_Given records_:
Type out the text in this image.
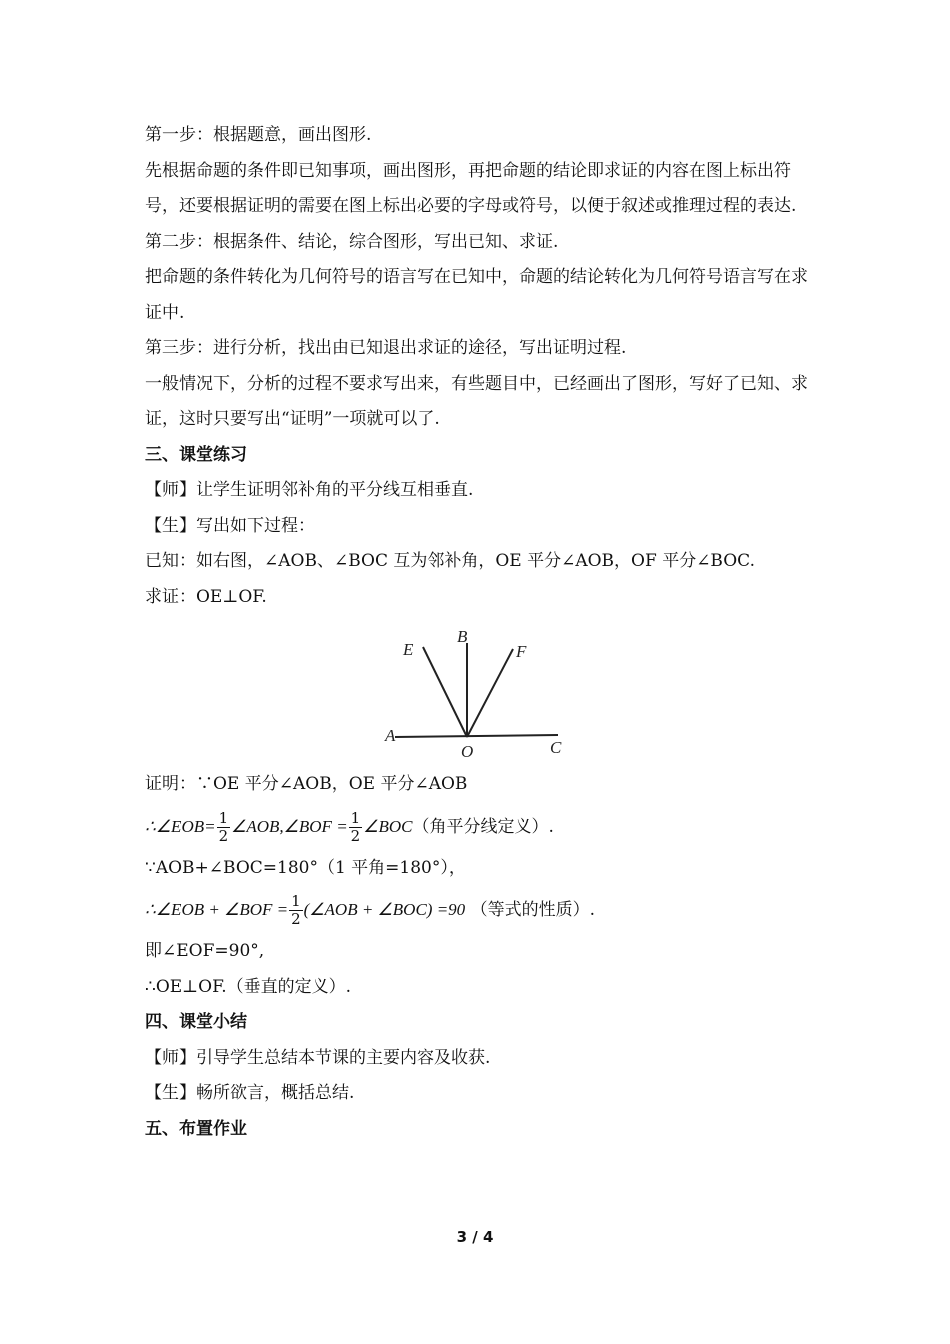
第一步：根据题意，画出图形.

先根据命题的条件即已知事项，画出图形，再把命题的结论即求证的内容在图上标出符号，还要根据证明的需要在图上标出必要的字母或符号，以便于叙述或推理过程的表达.

第二步：根据条件、结论，综合图形，写出已知、求证.

把命题的条件转化为几何符号的语言写在已知中，命题的结论转化为几何符号语言写在求证中.

第三步：进行分析，找出由已知退出求证的途径，写出证明过程.

一般情况下，分析的过程不要求写出来，有些题目中，已经画出了图形，写好了已知、求证，这时只要写出“证明”一项就可以了.

三、课堂练习

【师】让学生证明邻补角的平分线互相垂直.

【生】写出如下过程：

已知：如右图，∠AOB、∠BOC 互为邻补角，OE 平分∠AOB，OF 平分∠BOC.

求证：OE⊥OF.

E
B
F
A
O	C

证明：∵OE 平分∠AOB，OE 平分∠AOB

∴∠EOB= $\frac{1}{2}$ ∠AOB,∠BOF = $\frac{1}{2}$ ∠BOC（角平分线定义）.

∵AOB+∠BOC=180°（1 平角=180°），

∴∠EOB + ∠BOF = $\frac{1}{2}$ (∠AOB + ∠BOC) =90 （等式的性质）.

即∠EOF=90°,

∴OE⊥OF.（垂直的定义）.

四、课堂小结

【师】引导学生总结本节课的主要内容及收获.

【生】畅所欲言，概括总结.

五、布置作业
3 / 4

_Work to do_:
Restate the records word for word, omitting images.

_Response for this exercise_:
Type out the text in this image.
第一步：根据题意，画出图形.

先根据命题的条件即已知事项，画出图形，再把命题的结论即求证的内容在图上标出符号，还要根据证明的需要在图上标出必要的字母或符号，以便于叙述或推理过程的表达.

第二步：根据条件、结论，综合图形，写出已知、求证.

把命题的条件转化为几何符号的语言写在已知中，命题的结论转化为几何符号语言写在求证中.

第三步：进行分析，找出由已知退出求证的途径，写出证明过程.

一般情况下，分析的过程不要求写出来，有些题目中，已经画出了图形，写好了已知、求证，这时只要写出“证明”一项就可以了.

三、课堂练习

【师】让学生证明邻补角的平分线互相垂直.

【生】写出如下过程：

已知：如右图，∠AOB、∠BOC 互为邻补角，OE 平分∠AOB，OF 平分∠BOC.

求证：OE⊥OF.

E
B
F
A
O	C

证明：∵OE 平分∠AOB，OE 平分∠AOB

∴∠EOB= $\frac{1}{2}$ ∠AOB,∠BOF = $\frac{1}{2}$ ∠BOC（角平分线定义）.

∵AOB+∠BOC=180°（1 平角=180°），

∴∠EOB + ∠BOF = $\frac{1}{2}$ (∠AOB + ∠BOC) =90 （等式的性质）.

即∠EOF=90°,

∴OE⊥OF.（垂直的定义）.

四、课堂小结

【师】引导学生总结本节课的主要内容及收获.

【生】畅所欲言，概括总结.

五、布置作业
3 / 4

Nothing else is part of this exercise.